• TASK DETAILS:
Pull each line containing "Radiatum" out of the data and copy it.
### DATA EXCERPTS ###
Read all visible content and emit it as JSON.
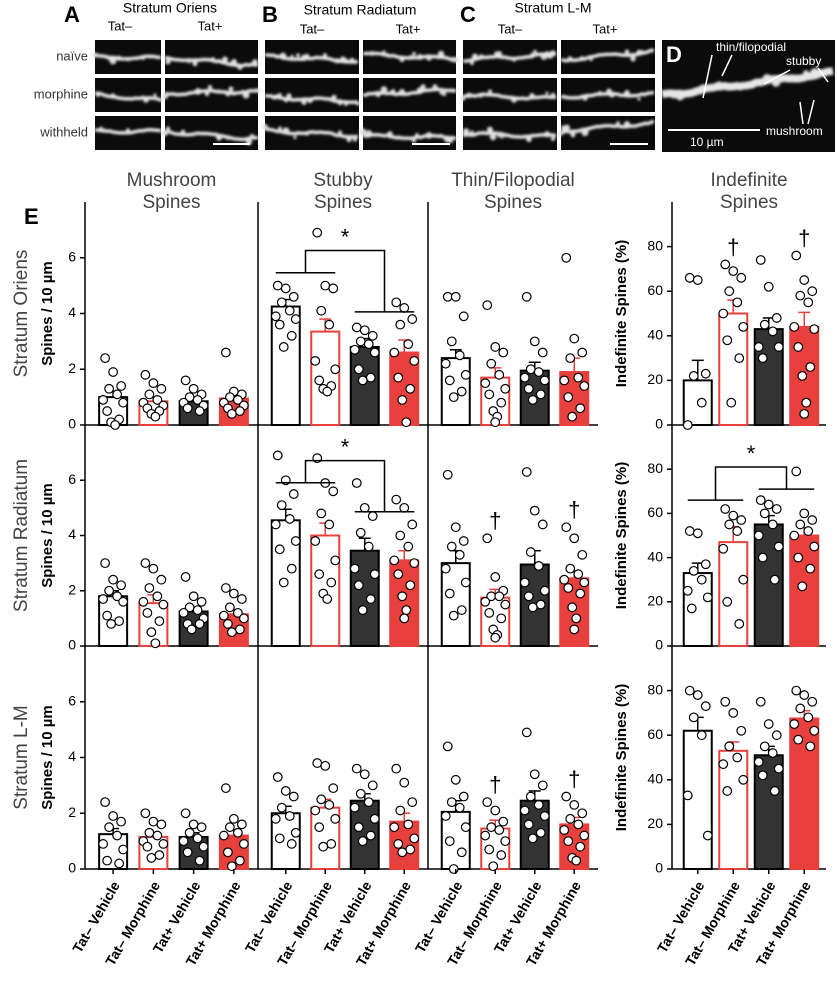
{
  "panel_a": {
    "label": "A",
    "title": "Stratum Oriens",
    "columns": [
      "Tat–",
      "Tat+"
    ]
  },
  "panel_b": {
    "label": "B",
    "title": "Stratum Radiatum",
    "columns": [
      "Tat–",
      "Tat+"
    ]
  },
  "panel_c": {
    "label": "C",
    "title": "Stratum L-M",
    "columns": [
      "Tat–",
      "Tat+"
    ]
  },
  "image_rows": [
    "naïve",
    "morphine",
    "withheld"
  ],
  "panel_d": {
    "label": "D",
    "annotations": [
      "thin/filopodial",
      "stubby",
      "mushroom"
    ],
    "scale_bar": "10 µm"
  },
  "panel_e_label": "E",
  "categories": [
    "Tat– Vehicle",
    "Tat– Morphine",
    "Tat+ Vehicle",
    "Tat+ Morphine"
  ],
  "bar_fills": [
    "#ffffff",
    "#ffffff",
    "#333333",
    "#e8403c"
  ],
  "bar_edges": [
    "#000000",
    "#e8403c",
    "#000000",
    "#e8403c"
  ],
  "chart_data": [
    {
      "type": "bar",
      "title": [
        "Mushroom",
        "Spines"
      ],
      "row_label": "Stratum Oriens",
      "ylabel": "Spines / 10 µm",
      "ylim": [
        0,
        8
      ],
      "yticks": [
        0,
        2,
        4,
        6
      ],
      "values": [
        1.0,
        0.85,
        0.85,
        0.95
      ],
      "errors": [
        0.2,
        0.12,
        0.1,
        0.15
      ],
      "points": [
        [
          2.4,
          1.9,
          1.4,
          1.3,
          1.1,
          0.9,
          0.8,
          0.5,
          0.2,
          0.1,
          0.0
        ],
        [
          1.8,
          1.5,
          1.3,
          1.1,
          0.9,
          0.8,
          0.7,
          0.6,
          0.5,
          0.4,
          0.3
        ],
        [
          1.6,
          1.3,
          1.1,
          1.0,
          0.9,
          0.8,
          0.7,
          0.6,
          0.5
        ],
        [
          2.6,
          1.2,
          1.1,
          1.0,
          0.9,
          0.8,
          0.7,
          0.6,
          0.5,
          0.4
        ]
      ]
    },
    {
      "type": "bar",
      "title": [
        "Stubby",
        "Spines"
      ],
      "ylim": [
        0,
        8
      ],
      "values": [
        4.25,
        3.35,
        2.8,
        2.6
      ],
      "errors": [
        0.25,
        0.45,
        0.3,
        0.45
      ],
      "comparison": "*",
      "points": [
        [
          5.0,
          4.9,
          4.6,
          4.4,
          4.1,
          3.9,
          3.8,
          3.6,
          3.2,
          2.8
        ],
        [
          6.9,
          5.0,
          4.9,
          4.1,
          3.6,
          2.3,
          2.0,
          1.6,
          1.4,
          1.3,
          1.2
        ],
        [
          3.5,
          3.4,
          3.2,
          3.0,
          2.9,
          2.7,
          2.6,
          2.0,
          1.7,
          1.6
        ],
        [
          4.4,
          4.2,
          3.8,
          3.6,
          2.9,
          2.6,
          2.3,
          1.7,
          1.3,
          0.9,
          0.1
        ]
      ]
    },
    {
      "type": "bar",
      "title": [
        "Thin/Filopodial",
        "Spines"
      ],
      "ylim": [
        0,
        8
      ],
      "values": [
        2.4,
        1.7,
        1.95,
        1.9
      ],
      "errors": [
        0.3,
        0.35,
        0.3,
        0.5
      ],
      "points": [
        [
          4.6,
          4.6,
          3.9,
          3.0,
          2.5,
          2.2,
          1.8,
          1.6,
          1.2,
          1.0
        ],
        [
          4.3,
          2.8,
          2.6,
          2.2,
          1.8,
          1.5,
          1.3,
          1.1,
          0.8,
          0.5,
          0.3,
          0.1
        ],
        [
          4.6,
          3.0,
          2.6,
          2.0,
          1.9,
          1.7,
          1.6,
          1.3,
          1.1,
          0.9
        ],
        [
          6.0,
          3.1,
          2.6,
          2.4,
          1.7,
          1.6,
          1.4,
          1.0,
          0.6,
          0.3
        ]
      ]
    },
    {
      "type": "bar",
      "title": [
        "Indefinite",
        "Spines"
      ],
      "ylabel": "Indefinite Spines (%)",
      "ylim": [
        0,
        100
      ],
      "yticks": [
        0,
        20,
        40,
        60,
        80
      ],
      "values": [
        20,
        50,
        43,
        44
      ],
      "errors": [
        9,
        6,
        5,
        6.5
      ],
      "markers": [
        null,
        "†",
        null,
        "†"
      ],
      "points": [
        [
          66,
          65,
          23,
          22,
          10,
          0
        ],
        [
          72,
          69,
          66,
          60,
          55,
          50,
          44,
          38,
          30,
          10
        ],
        [
          74,
          62,
          48,
          45,
          42,
          35,
          35,
          30
        ],
        [
          76,
          65,
          60,
          58,
          55,
          44,
          43,
          35,
          26,
          22,
          10,
          5
        ]
      ]
    },
    {
      "type": "bar",
      "row_label": "Stratum Radiatum",
      "ylabel": "Spines / 10 µm",
      "ylim": [
        0,
        8
      ],
      "yticks": [
        0,
        2,
        4,
        6
      ],
      "values": [
        1.8,
        1.55,
        1.25,
        1.15
      ],
      "errors": [
        0.2,
        0.3,
        0.15,
        0.15
      ],
      "points": [
        [
          3.0,
          2.4,
          2.2,
          2.0,
          1.8,
          1.7,
          1.6,
          1.1,
          0.9,
          0.8
        ],
        [
          3.0,
          2.8,
          2.4,
          2.1,
          1.8,
          1.6,
          1.5,
          1.2,
          0.9,
          0.5,
          0.1
        ],
        [
          2.5,
          1.8,
          1.6,
          1.4,
          1.3,
          1.2,
          1.0,
          0.8,
          0.8,
          0.6
        ],
        [
          2.1,
          1.9,
          1.7,
          1.4,
          1.2,
          1.1,
          1.0,
          0.8,
          0.6,
          0.5
        ]
      ]
    },
    {
      "type": "bar",
      "ylim": [
        0,
        8
      ],
      "values": [
        4.55,
        4.0,
        3.45,
        3.1
      ],
      "errors": [
        0.4,
        0.45,
        0.45,
        0.35
      ],
      "comparison": "*",
      "points": [
        [
          6.9,
          6.0,
          5.5,
          5.1,
          4.6,
          4.4,
          3.8,
          3.5,
          2.8,
          2.3
        ],
        [
          6.8,
          5.9,
          5.6,
          4.8,
          4.4,
          3.8,
          3.1,
          2.6,
          2.3,
          1.9,
          1.7
        ],
        [
          5.9,
          5.0,
          4.7,
          4.1,
          3.6,
          2.8,
          2.6,
          2.2,
          1.7,
          1.3
        ],
        [
          5.3,
          5.0,
          4.4,
          4.0,
          3.6,
          3.1,
          3.0,
          2.6,
          2.2,
          1.8,
          1.3,
          1.0
        ]
      ]
    },
    {
      "type": "bar",
      "ylim": [
        0,
        8
      ],
      "values": [
        3.0,
        1.75,
        2.95,
        2.45
      ],
      "errors": [
        0.45,
        0.3,
        0.5,
        0.25
      ],
      "markers": [
        null,
        "†",
        null,
        "†"
      ],
      "points": [
        [
          6.2,
          4.3,
          3.8,
          3.6,
          3.3,
          2.8,
          2.3,
          1.9,
          1.3,
          1.1
        ],
        [
          3.9,
          2.5,
          2.0,
          1.8,
          1.8,
          1.6,
          1.5,
          1.2,
          1.0,
          0.6,
          0.4,
          0.3
        ],
        [
          6.3,
          4.9,
          4.4,
          3.4,
          2.9,
          2.3,
          2.0,
          1.8,
          1.5,
          1.4
        ],
        [
          4.3,
          3.9,
          3.3,
          2.8,
          2.6,
          2.4,
          2.3,
          2.1,
          1.9,
          1.4,
          1.0,
          0.6
        ]
      ]
    },
    {
      "type": "bar",
      "ylabel": "Indefinite Spines (%)",
      "ylim": [
        0,
        100
      ],
      "yticks": [
        0,
        20,
        40,
        60,
        80
      ],
      "values": [
        33,
        47,
        55,
        50
      ],
      "errors": [
        4.5,
        7,
        4,
        3.5
      ],
      "comparison": "*",
      "points": [
        [
          52,
          51,
          37,
          34,
          30,
          25,
          22,
          17
        ],
        [
          62,
          59,
          57,
          55,
          52,
          44,
          30,
          20,
          10
        ],
        [
          66,
          64,
          62,
          60,
          55,
          50,
          45,
          40,
          30
        ],
        [
          79,
          60,
          57,
          55,
          52,
          50,
          45,
          40,
          35,
          27
        ]
      ]
    },
    {
      "type": "bar",
      "row_label": "Stratum L-M",
      "ylabel": "Spines / 10 µm",
      "ylim": [
        0,
        8
      ],
      "yticks": [
        0,
        2,
        4,
        6
      ],
      "values": [
        1.25,
        1.15,
        1.15,
        1.2
      ],
      "errors": [
        0.2,
        0.15,
        0.15,
        0.2
      ],
      "points": [
        [
          2.4,
          1.9,
          1.7,
          1.5,
          1.2,
          0.9,
          0.7,
          0.3,
          0.2
        ],
        [
          2.0,
          1.7,
          1.6,
          1.3,
          1.2,
          1.0,
          0.9,
          0.8,
          0.5,
          0.4
        ],
        [
          2.0,
          1.6,
          1.5,
          1.3,
          1.1,
          1.0,
          0.8,
          0.6,
          0.3
        ],
        [
          2.9,
          1.8,
          1.6,
          1.5,
          1.3,
          1.2,
          0.9,
          0.6,
          0.3,
          0.1
        ]
      ]
    },
    {
      "type": "bar",
      "ylim": [
        0,
        8
      ],
      "values": [
        2.0,
        2.2,
        2.45,
        1.7
      ],
      "errors": [
        0.25,
        0.3,
        0.25,
        0.3
      ],
      "points": [
        [
          3.3,
          2.8,
          2.6,
          2.2,
          1.9,
          1.8,
          1.3,
          1.1,
          0.9
        ],
        [
          3.8,
          3.7,
          2.9,
          2.5,
          2.3,
          2.1,
          1.8,
          1.5,
          0.9,
          0.8
        ],
        [
          3.6,
          3.4,
          3.0,
          2.7,
          2.4,
          2.2,
          1.8,
          1.5,
          1.2,
          1.0
        ],
        [
          3.6,
          3.1,
          2.4,
          2.1,
          1.6,
          1.5,
          1.1,
          0.9,
          0.7,
          0.6
        ]
      ]
    },
    {
      "type": "bar",
      "ylim": [
        0,
        8
      ],
      "values": [
        2.05,
        1.45,
        2.45,
        1.6
      ],
      "errors": [
        0.4,
        0.3,
        0.35,
        0.25
      ],
      "markers": [
        null,
        "†",
        null,
        "†"
      ],
      "points": [
        [
          4.4,
          3.2,
          2.6,
          2.4,
          2.2,
          1.9,
          1.5,
          1.0,
          0.6,
          0.0
        ],
        [
          2.4,
          2.1,
          1.7,
          1.5,
          1.4,
          1.2,
          1.0,
          0.7,
          0.5,
          0.1
        ],
        [
          4.9,
          3.4,
          3.0,
          2.6,
          2.3,
          2.1,
          1.9,
          1.6,
          1.3,
          1.1
        ],
        [
          2.6,
          2.3,
          2.0,
          1.8,
          1.6,
          1.4,
          1.2,
          1.0,
          0.8,
          0.4,
          0.3
        ]
      ]
    },
    {
      "type": "bar",
      "ylabel": "Indefinite Spines (%)",
      "ylim": [
        0,
        100
      ],
      "yticks": [
        0,
        20,
        40,
        60,
        80
      ],
      "values": [
        62,
        53,
        51,
        67.5
      ],
      "errors": [
        6,
        4,
        4,
        3.5
      ],
      "points": [
        [
          80,
          78,
          73,
          68,
          60,
          33,
          15
        ],
        [
          75,
          70,
          62,
          55,
          50,
          47,
          40,
          35
        ],
        [
          75,
          65,
          60,
          55,
          52,
          48,
          45,
          42,
          35
        ],
        [
          80,
          78,
          75,
          72,
          68,
          65,
          62,
          58,
          55
        ]
      ]
    }
  ]
}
###
• TASK SOLUTION:
    "title": "Stratum Radiatum",
      "row_label": "Stratum Radiatum",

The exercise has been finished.